**Short problem**: Write out the full listing again, exactly as it stands.

**Supplied records**:
:::
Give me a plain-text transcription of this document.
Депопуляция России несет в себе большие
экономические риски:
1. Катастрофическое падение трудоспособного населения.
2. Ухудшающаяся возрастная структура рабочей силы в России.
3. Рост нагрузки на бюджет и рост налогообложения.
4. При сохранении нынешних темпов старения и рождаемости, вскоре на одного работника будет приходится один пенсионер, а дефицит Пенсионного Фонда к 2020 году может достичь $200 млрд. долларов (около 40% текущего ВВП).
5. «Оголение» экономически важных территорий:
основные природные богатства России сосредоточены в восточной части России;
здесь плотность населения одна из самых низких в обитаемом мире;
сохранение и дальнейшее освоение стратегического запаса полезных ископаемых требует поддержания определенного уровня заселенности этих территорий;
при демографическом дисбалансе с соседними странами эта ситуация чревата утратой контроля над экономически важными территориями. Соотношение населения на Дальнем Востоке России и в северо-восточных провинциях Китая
:::
**Solution to the problem**:
Give me a plain-text transcription of this document.
Депопуляция России несет в себе большие
экономические риски:
1. Катастрофическое падение трудоспособного населения.
2. Ухудшающаяся возрастная структура рабочей силы в России.
3. Рост нагрузки на бюджет и рост налогообложения.
4. При сохранении нынешних темпов старения и рождаемости, вскоре на одного работника будет приходится один пенсионер, а дефицит Пенсионного Фонда к 2020 году может достичь $200 млрд. долларов (около 40% текущего ВВП).
5. «Оголение» экономически важных территорий:
основные природные богатства России сосредоточены в восточной части России;
здесь плотность населения одна из самых низких в обитаемом мире;
сохранение и дальнейшее освоение стратегического запаса полезных ископаемых требует поддержания определенного уровня заселенности этих территорий;
при демографическом дисбалансе с соседними странами эта ситуация чревата утратой контроля над экономически важными территориями. Соотношение населения на Дальнем Востоке России и в северо-восточных провинциях Китая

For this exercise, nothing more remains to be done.